» Tareas pendientes:
1/ Escribe, sin cambiar nada, el pasaje del texto sobre el arte moderno que arranca en las palabras "Tratemos de sistematizar, con" y termina después de "decadencia del hombre.".
2/ Retoma el texto sobre el arte moderno y continúalo a partir de su última oración.

Tratemos de sistematizar, con la ayuda de diversos expertos, las características del arte moderno, que nos servirán de marco referencial para nuestras ulteriores consideraciones sobre el estado actual del arte sagrado. Porque el arte, para ser verdaderamente tal, debe mantener su relación con el hombre entero, a quien se le ha encomendado buscar, al mismo tiempo que lo bello, lo verdadero y lo bueno. Lo que hay que entender es que un mundo que se ha ido alejando progresivamente de Dios, no puede menos de resentirse también de su arte. La visión según la cual el tema central de la historia es, como decía Goethe, la batalla entre la fe y la incredulidad, afecta profundamente al arte, como se nota sobre todo por lo acontecido en los dos últimos siglos. No es posible referirse a la decadencia del arte desvinculándola de la decadencia del hombre.

» Material proporcionado:
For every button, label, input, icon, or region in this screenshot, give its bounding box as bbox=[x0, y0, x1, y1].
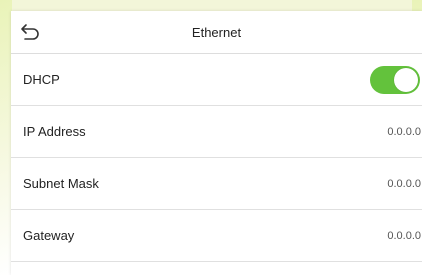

» Respuestas por tarea:
1/
Tratemos de sistematizar, con la ayuda de diversos expertos, las características del arte moderno, que nos servirán de marco referencial para nuestras ulteriores consideraciones sobre el estado actual del arte sagrado. Porque el arte, para ser verdaderamente tal, debe mantener su relación con el hombre entero, a quien se le ha encomendado buscar, al mismo tiempo que lo bello, lo verdadero y lo bueno. Lo que hay que entender es que un mundo que se ha ido alejando progresivamente de Dios, no puede menos de resentirse también de su arte. La visión según la cual el tema central de la historia es, como decía Goethe, la batalla entre la fe y la incredulidad, afecta profundamente al arte, como se nota sobre todo por lo acontecido en los dos últimos siglos. No es posible referirse a la decadencia del arte desvinculándola de la decadencia del hombre.

2/
“…el gran paso se franqueó cuando el hombre creyó que podía vivir sin símbolos. Fue la victoria de la razón sobre el símbolo”.
Sedlmayr adhiere a lo que en 1939 expresaba René Huyghe: “Para muchos, el Arte no es más que una diversión al margen de la vida real. No se dan cuenta de que muerde en el mismo corazón de la vida y pone de manifiesto sus secretos no intuidos; de que constituye la confesión más directa y franca, por ser la menos premeditada. En el Arte aparece sin máscara alguna el alma de una época; ésta se busca a sí mismo gracias al Arte, revelando los prejuicios, la sensibilidad y las obsesiones de las gentes”[7]. Más aún, el mismo Sedlmayr se propuso mostrar la posibilidad de relacionar “casi todos los ‘hechos característicos’ más importantes del arte de los siglos XIX y XX con el vasto fenómeno del deísmo y del ateísmo”[8]. Todo parece indicar que el hombre se va alejando de su centro, se va apartando de sí mismo, lo que el arte expresa con claridad no igualada acaso por ningún otro fenómeno[9].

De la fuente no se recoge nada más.